** begin Material to process **
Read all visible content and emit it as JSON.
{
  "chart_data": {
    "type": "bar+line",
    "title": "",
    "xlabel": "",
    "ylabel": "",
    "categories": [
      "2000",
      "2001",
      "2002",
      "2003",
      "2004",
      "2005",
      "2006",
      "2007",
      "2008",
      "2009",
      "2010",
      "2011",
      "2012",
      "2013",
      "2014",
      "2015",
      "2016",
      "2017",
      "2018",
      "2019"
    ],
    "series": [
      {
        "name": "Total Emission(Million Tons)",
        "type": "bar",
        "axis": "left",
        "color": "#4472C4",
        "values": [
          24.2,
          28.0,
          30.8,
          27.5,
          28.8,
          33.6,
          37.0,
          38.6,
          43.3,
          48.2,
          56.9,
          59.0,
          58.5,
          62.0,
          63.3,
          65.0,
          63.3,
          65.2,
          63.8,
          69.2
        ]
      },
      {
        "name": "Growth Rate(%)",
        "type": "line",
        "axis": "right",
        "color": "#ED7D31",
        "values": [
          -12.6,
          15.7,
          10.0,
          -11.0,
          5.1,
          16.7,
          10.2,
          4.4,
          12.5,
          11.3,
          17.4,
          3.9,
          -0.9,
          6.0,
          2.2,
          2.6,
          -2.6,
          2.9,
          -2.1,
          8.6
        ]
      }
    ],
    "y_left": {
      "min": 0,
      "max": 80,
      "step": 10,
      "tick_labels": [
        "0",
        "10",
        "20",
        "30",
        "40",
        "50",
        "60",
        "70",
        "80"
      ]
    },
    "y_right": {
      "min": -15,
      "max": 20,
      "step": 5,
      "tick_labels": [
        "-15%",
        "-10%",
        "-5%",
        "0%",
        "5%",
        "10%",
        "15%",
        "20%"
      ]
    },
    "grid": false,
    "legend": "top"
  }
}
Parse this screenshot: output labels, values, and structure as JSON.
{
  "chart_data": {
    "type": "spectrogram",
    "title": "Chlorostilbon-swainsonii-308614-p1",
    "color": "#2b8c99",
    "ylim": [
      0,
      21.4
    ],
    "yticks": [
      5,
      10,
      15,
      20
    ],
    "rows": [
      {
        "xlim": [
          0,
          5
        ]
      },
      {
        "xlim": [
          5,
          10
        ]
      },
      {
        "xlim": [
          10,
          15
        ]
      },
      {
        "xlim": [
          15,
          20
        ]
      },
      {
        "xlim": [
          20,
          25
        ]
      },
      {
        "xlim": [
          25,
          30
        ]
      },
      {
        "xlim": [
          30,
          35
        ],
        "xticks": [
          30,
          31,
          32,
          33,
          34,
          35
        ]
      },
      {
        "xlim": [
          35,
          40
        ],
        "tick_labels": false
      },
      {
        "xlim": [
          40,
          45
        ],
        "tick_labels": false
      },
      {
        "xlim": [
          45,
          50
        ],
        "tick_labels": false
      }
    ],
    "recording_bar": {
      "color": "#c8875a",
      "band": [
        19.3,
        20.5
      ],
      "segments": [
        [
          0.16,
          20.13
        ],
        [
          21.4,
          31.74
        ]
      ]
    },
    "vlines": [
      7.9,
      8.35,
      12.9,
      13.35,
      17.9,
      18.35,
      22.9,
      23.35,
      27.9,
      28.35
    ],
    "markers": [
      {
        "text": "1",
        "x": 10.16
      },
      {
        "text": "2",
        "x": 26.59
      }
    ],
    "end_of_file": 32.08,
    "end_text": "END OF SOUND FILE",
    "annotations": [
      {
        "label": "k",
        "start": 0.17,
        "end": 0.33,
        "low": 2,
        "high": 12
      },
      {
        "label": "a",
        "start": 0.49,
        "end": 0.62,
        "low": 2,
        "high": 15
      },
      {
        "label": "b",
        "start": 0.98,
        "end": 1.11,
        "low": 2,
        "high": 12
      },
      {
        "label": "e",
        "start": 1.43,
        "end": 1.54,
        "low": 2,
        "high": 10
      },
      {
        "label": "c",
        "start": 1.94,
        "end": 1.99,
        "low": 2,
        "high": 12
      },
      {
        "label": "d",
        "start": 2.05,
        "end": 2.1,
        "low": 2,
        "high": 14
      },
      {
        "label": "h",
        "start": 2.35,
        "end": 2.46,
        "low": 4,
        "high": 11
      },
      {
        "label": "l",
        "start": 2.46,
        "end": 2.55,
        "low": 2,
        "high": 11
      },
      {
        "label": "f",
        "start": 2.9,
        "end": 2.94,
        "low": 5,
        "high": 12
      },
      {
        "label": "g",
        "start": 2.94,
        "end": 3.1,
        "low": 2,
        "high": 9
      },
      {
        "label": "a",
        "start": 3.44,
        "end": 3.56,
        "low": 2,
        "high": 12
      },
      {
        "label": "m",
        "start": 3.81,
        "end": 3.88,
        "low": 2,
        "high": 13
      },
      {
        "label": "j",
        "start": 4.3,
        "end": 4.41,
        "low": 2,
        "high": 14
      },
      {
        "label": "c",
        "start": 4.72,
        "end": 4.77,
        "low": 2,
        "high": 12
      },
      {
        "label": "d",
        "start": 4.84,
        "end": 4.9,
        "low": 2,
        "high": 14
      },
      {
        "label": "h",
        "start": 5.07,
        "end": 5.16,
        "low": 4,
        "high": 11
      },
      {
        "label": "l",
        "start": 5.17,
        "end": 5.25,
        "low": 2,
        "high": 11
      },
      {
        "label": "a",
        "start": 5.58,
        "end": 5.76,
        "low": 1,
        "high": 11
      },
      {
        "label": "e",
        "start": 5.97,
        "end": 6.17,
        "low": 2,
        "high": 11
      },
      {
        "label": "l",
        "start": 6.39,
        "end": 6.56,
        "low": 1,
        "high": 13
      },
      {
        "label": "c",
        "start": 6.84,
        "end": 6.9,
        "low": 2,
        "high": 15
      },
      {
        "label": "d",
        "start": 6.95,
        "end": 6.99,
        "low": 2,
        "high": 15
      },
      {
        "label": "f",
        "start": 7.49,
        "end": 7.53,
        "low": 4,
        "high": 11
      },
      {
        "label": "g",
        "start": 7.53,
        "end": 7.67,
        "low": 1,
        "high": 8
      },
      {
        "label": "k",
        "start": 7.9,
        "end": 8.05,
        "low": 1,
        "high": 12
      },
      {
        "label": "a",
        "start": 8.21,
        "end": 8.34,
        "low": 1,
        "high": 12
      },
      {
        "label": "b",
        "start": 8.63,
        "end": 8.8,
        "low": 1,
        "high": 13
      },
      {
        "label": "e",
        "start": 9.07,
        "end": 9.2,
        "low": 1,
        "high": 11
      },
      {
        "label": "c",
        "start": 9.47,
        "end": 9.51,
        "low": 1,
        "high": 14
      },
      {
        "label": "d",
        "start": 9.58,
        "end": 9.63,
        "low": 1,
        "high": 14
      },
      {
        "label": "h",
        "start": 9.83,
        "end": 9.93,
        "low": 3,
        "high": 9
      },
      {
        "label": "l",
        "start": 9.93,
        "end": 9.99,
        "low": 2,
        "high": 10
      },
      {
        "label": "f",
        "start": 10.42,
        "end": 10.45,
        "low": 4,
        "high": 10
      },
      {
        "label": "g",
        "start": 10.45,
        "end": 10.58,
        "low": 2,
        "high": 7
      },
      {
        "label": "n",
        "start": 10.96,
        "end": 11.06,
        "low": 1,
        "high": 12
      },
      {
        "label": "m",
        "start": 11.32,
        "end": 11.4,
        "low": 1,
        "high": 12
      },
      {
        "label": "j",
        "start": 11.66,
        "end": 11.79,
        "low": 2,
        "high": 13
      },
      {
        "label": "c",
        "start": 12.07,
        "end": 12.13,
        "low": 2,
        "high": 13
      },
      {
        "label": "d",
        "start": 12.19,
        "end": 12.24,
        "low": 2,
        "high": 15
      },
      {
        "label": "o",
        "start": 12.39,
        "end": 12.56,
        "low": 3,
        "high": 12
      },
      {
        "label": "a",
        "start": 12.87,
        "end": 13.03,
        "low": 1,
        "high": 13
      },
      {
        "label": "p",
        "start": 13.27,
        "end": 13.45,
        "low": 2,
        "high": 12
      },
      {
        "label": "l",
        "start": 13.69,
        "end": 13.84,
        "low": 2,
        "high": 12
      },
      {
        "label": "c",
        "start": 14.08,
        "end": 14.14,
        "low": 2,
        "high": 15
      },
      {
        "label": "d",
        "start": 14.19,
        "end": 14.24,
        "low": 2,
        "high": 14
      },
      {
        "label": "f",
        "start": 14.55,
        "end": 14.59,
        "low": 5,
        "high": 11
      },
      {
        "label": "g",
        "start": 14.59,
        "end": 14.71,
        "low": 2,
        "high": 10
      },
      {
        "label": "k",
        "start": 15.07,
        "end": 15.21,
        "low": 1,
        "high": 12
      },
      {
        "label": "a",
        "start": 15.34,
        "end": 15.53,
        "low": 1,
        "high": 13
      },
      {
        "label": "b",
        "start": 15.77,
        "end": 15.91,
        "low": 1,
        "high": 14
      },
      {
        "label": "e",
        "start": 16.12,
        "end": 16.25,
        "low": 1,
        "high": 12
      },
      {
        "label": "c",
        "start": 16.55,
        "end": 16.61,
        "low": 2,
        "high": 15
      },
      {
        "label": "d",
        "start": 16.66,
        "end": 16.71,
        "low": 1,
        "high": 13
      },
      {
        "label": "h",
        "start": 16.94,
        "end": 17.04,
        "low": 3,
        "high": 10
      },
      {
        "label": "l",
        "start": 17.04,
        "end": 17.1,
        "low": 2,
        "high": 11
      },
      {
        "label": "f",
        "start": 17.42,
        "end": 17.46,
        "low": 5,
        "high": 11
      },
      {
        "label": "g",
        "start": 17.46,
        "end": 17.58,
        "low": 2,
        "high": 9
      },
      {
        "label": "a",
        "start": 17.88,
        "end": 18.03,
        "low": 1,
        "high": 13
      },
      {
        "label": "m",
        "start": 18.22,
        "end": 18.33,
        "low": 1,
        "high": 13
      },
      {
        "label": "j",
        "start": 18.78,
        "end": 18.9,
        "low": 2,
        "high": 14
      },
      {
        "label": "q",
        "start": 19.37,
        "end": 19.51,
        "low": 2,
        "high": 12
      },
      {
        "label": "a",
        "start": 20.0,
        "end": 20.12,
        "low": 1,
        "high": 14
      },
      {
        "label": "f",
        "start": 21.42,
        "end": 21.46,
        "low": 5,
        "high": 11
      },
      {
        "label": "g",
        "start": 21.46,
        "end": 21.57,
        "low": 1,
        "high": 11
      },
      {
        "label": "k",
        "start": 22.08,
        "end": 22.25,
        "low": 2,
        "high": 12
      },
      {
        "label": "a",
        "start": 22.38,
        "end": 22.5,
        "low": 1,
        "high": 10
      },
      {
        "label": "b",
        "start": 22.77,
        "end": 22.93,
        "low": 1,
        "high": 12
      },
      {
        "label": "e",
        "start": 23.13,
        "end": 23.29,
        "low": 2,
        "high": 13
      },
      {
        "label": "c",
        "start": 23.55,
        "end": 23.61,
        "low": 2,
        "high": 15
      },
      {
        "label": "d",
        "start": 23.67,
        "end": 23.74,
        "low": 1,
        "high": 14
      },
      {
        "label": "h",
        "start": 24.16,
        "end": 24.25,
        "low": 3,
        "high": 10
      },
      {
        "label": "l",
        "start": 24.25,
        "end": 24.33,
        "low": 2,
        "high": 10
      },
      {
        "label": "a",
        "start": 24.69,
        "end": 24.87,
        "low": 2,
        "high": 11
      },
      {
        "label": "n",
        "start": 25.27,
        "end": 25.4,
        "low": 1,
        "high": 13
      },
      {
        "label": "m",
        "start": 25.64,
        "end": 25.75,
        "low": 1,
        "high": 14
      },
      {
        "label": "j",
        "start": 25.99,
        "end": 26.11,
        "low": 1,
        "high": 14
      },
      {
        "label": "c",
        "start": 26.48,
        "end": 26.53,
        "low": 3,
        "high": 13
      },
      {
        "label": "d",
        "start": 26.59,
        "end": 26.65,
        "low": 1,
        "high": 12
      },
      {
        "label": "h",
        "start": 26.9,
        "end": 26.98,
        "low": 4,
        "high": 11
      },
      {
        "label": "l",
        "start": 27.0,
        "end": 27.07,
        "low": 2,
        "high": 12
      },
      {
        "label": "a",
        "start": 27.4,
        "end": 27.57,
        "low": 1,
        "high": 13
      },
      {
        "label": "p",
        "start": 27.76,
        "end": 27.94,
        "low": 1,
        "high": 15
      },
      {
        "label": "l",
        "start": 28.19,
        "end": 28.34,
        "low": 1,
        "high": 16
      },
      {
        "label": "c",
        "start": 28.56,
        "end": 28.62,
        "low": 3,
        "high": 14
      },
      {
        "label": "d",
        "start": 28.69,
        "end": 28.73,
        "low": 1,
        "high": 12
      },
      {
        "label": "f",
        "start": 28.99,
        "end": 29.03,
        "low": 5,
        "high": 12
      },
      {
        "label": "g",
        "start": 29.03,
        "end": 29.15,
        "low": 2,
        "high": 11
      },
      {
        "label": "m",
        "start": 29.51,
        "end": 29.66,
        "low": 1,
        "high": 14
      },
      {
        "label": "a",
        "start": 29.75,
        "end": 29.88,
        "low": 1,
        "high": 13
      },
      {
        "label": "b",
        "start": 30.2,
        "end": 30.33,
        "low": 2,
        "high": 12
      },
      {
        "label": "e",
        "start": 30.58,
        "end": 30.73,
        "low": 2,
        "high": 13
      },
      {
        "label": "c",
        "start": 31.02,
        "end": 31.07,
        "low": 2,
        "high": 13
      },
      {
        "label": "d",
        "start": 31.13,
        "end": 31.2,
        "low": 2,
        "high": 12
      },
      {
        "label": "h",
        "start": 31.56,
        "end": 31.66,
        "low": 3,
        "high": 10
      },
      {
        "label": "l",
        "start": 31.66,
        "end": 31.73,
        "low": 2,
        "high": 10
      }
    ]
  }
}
** end Material to process **
== What is being asked ==
Tally the lines of the preceding listing in which the word "JSON" appears; state nothing but the total.

== Worked answer ==
2